■ Goal
Write the entries below as a JSON list of strings, one string per line and with blank lines left out. Cover only the lines from the one with "histogram-bar xyxy=(150,509,171,526)" to the one with "x-tick-label: 56.239 xyxy=(603,584,615,618)", both included.

··········

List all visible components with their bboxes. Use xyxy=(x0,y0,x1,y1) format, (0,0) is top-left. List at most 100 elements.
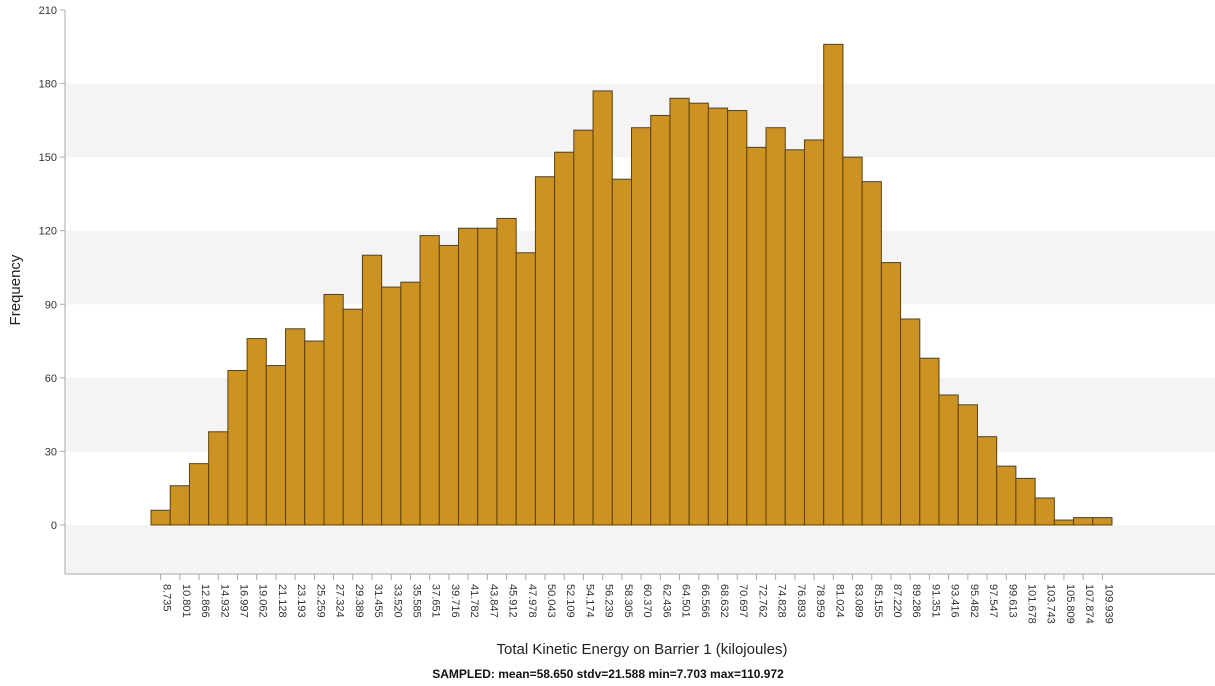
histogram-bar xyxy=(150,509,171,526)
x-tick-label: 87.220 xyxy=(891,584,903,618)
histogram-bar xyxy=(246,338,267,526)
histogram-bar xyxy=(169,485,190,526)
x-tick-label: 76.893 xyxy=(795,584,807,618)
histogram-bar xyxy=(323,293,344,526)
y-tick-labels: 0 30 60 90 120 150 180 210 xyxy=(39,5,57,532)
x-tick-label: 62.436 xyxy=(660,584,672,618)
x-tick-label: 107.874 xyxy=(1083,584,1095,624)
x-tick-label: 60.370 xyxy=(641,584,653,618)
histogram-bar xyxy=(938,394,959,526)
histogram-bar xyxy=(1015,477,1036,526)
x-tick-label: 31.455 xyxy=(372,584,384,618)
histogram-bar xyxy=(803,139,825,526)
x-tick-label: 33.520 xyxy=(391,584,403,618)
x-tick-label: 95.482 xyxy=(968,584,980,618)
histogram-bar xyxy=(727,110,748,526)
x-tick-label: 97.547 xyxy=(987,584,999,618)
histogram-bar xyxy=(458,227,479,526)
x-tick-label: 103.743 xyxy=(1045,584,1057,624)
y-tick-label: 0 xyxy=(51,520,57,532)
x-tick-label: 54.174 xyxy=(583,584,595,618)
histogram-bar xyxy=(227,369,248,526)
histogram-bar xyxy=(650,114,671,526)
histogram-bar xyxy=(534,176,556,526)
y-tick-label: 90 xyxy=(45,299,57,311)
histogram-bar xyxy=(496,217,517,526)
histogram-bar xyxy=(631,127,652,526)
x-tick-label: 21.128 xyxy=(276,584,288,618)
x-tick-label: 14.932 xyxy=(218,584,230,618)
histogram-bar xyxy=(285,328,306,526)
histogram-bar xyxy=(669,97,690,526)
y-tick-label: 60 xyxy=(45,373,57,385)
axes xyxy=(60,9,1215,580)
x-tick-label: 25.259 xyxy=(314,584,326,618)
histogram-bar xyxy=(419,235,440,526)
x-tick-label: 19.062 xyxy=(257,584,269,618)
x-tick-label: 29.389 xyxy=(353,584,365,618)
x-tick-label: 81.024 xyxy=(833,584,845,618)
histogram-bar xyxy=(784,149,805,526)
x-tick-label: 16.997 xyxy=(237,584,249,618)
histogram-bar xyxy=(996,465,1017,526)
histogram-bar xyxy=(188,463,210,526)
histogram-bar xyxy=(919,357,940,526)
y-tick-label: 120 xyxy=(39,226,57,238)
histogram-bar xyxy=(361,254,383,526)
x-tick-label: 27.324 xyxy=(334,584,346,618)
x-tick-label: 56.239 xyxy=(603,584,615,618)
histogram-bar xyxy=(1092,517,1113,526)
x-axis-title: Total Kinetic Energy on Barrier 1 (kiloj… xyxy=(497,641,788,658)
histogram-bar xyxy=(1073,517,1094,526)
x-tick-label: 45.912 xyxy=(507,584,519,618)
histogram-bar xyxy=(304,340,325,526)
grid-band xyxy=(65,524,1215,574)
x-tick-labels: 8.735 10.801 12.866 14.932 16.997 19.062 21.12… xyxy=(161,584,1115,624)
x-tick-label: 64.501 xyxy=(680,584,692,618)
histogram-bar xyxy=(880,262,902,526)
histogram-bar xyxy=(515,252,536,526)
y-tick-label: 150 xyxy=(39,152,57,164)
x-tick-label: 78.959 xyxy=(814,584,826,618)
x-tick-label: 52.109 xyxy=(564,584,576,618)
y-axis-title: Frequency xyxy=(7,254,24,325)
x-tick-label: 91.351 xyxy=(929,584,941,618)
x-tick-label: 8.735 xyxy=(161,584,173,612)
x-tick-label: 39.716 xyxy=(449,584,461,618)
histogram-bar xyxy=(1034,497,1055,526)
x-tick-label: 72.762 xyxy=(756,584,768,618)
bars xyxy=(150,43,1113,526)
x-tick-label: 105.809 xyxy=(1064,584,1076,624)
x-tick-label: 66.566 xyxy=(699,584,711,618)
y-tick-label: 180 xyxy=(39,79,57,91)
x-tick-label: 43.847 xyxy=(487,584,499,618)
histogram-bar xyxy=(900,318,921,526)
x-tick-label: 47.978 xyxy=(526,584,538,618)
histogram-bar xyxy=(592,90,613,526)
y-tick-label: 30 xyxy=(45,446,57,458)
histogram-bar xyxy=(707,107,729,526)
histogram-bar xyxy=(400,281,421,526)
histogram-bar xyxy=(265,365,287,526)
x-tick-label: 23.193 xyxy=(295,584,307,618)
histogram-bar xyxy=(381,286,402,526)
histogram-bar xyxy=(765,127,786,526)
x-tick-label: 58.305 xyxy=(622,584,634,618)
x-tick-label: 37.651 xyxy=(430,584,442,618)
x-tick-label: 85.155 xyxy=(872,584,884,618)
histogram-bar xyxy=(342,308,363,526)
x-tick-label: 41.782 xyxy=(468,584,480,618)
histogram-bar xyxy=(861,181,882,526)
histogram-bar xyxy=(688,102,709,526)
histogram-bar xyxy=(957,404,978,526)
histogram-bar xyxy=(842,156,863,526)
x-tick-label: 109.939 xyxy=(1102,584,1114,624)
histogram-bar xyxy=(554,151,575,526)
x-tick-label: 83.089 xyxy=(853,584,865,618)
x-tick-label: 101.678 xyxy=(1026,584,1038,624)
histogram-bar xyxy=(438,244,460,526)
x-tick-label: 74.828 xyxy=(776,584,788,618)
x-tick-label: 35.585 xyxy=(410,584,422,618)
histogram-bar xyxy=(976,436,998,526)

··········

■ The answer
[
  "histogram-bar xyxy=(150,509,171,526)",
  "x-tick-label: 87.220 xyxy=(891,584,903,618)",
  "histogram-bar xyxy=(246,338,267,526)",
  "histogram-bar xyxy=(169,485,190,526)",
  "x-tick-label: 76.893 xyxy=(795,584,807,618)",
  "histogram-bar xyxy=(323,293,344,526)",
  "y-tick-labels: 0 30 60 90 120 150 180 210 xyxy=(39,5,57,532)",
  "x-tick-label: 62.436 xyxy=(660,584,672,618)",
  "x-tick-label: 107.874 xyxy=(1083,584,1095,624)",
  "x-tick-label: 60.370 xyxy=(641,584,653,618)",
  "histogram-bar xyxy=(938,394,959,526)",
  "histogram-bar xyxy=(1015,477,1036,526)",
  "x-tick-label: 31.455 xyxy=(372,584,384,618)",
  "histogram-bar xyxy=(803,139,825,526)",
  "x-tick-label: 33.520 xyxy=(391,584,403,618)",
  "x-tick-label: 95.482 xyxy=(968,584,980,618)",
  "histogram-bar xyxy=(727,110,748,526)",
  "x-tick-label: 97.547 xyxy=(987,584,999,618)",
  "histogram-bar xyxy=(458,227,479,526)",
  "x-tick-label: 103.743 xyxy=(1045,584,1057,624)",
  "y-tick-label: 0 xyxy=(51,520,57,532)",
  "x-tick-label: 54.174 xyxy=(583,584,595,618)",
  "histogram-bar xyxy=(227,369,248,526)",
  "histogram-bar xyxy=(650,114,671,526)",
  "histogram-bar xyxy=(534,176,556,526)",
  "y-tick-label: 90 xyxy=(45,299,57,311)",
  "histogram-bar xyxy=(496,217,517,526)",
  "histogram-bar xyxy=(631,127,652,526)",
  "x-tick-label: 21.128 xyxy=(276,584,288,618)",
  "x-tick-label: 14.932 xyxy=(218,584,230,618)",
  "histogram-bar xyxy=(285,328,306,526)",
  "histogram-bar xyxy=(669,97,690,526)",
  "y-tick-label: 60 xyxy=(45,373,57,385)",
  "axes xyxy=(60,9,1215,580)",
  "x-tick-label: 25.259 xyxy=(314,584,326,618)",
  "histogram-bar xyxy=(419,235,440,526)",
  "x-tick-label: 19.062 xyxy=(257,584,269,618)",
  "x-tick-label: 29.389 xyxy=(353,584,365,618)",
  "x-tick-label: 81.024 xyxy=(833,584,845,618)",
  "histogram-bar xyxy=(784,149,805,526)",
  "x-tick-label: 16.997 xyxy=(237,584,249,618)",
  "histogram-bar xyxy=(996,465,1017,526)",
  "histogram-bar xyxy=(188,463,210,526)",
  "histogram-bar xyxy=(919,357,940,526)",
  "y-tick-label: 120 xyxy=(39,226,57,238)",
  "histogram-bar xyxy=(361,254,383,526)",
  "x-tick-label: 27.324 xyxy=(334,584,346,618)",
  "x-tick-label: 56.239 xyxy=(603,584,615,618)"
]